Dataset records
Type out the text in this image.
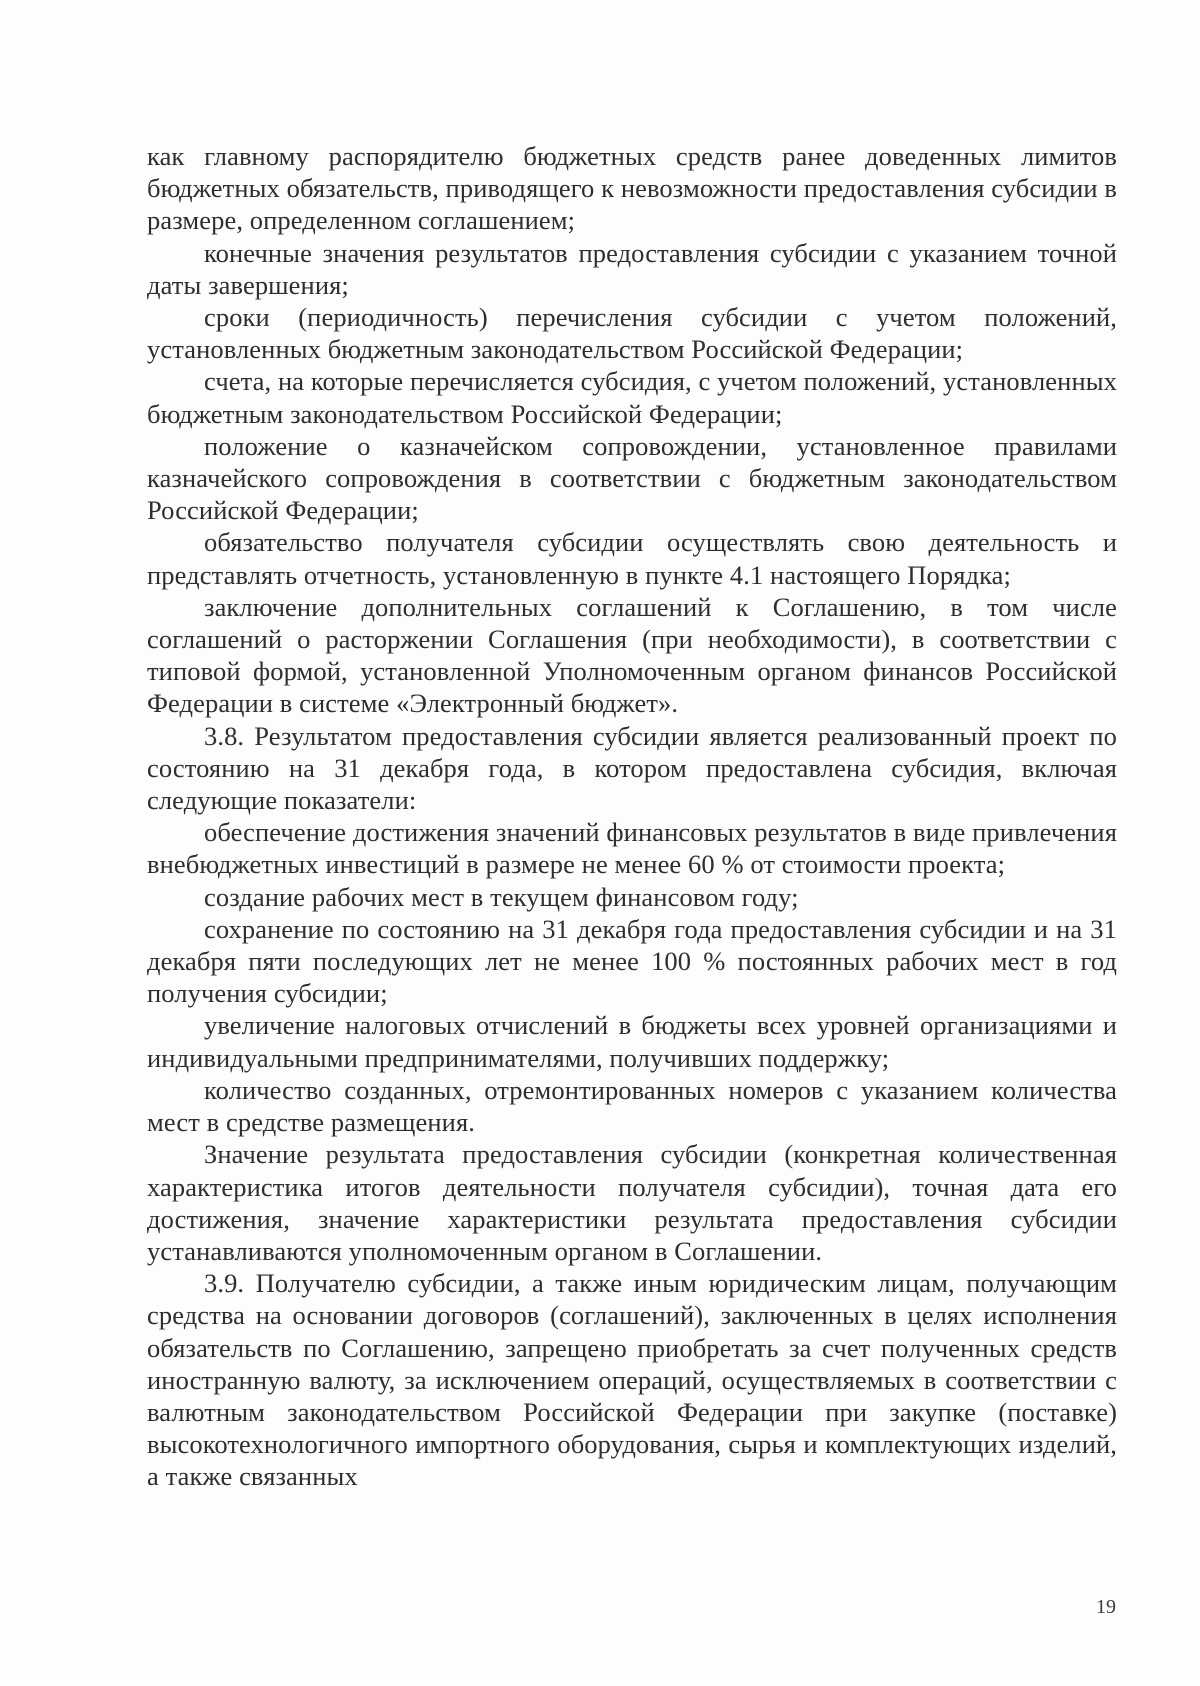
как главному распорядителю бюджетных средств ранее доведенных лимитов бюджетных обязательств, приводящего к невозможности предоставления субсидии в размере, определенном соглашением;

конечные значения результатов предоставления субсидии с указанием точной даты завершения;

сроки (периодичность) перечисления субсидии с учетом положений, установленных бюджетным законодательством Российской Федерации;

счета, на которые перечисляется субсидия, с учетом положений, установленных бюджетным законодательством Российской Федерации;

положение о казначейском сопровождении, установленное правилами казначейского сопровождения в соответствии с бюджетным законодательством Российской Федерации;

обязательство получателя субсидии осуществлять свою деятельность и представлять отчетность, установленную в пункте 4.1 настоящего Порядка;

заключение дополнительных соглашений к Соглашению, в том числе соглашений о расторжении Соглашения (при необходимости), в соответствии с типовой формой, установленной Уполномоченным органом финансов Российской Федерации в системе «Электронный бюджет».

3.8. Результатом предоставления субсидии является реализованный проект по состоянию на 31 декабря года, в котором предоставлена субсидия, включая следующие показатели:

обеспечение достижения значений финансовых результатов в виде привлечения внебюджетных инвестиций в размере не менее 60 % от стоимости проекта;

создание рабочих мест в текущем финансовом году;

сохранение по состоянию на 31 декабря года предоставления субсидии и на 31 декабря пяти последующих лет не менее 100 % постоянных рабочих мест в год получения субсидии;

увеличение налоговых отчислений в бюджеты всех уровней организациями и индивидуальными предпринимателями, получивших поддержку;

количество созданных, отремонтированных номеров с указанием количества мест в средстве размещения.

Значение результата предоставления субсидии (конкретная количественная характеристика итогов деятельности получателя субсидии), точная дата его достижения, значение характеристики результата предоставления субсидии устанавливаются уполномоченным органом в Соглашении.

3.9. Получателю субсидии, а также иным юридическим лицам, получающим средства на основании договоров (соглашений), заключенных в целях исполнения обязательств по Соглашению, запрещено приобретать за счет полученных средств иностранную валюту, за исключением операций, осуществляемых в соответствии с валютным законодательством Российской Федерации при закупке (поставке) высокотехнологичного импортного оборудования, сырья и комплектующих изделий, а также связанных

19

TASK STATEMENT: Extract every line above containing the word "Соглашению".

RESPONSE TO THE EXERCISE:
заключение дополнительных соглашений к Соглашению, в том числе соглашений о расторжении Соглашения (при необходимости), в соответствии с типовой формой, установленной Уполномоченным органом финансов Российской Федерации в системе «Электронный бюджет».
3.9. Получателю субсидии, а также иным юридическим лицам, получающим средства на основании договоров (соглашений), заключенных в целях исполнения обязательств по Соглашению, запрещено приобретать за счет полученных средств иностранную валюту, за исключением операций, осуществляемых в соответствии с валютным законодательством Российской Федерации при закупке (поставке) высокотехнологичного импортного оборудования, сырья и комплектующих изделий, а также связанных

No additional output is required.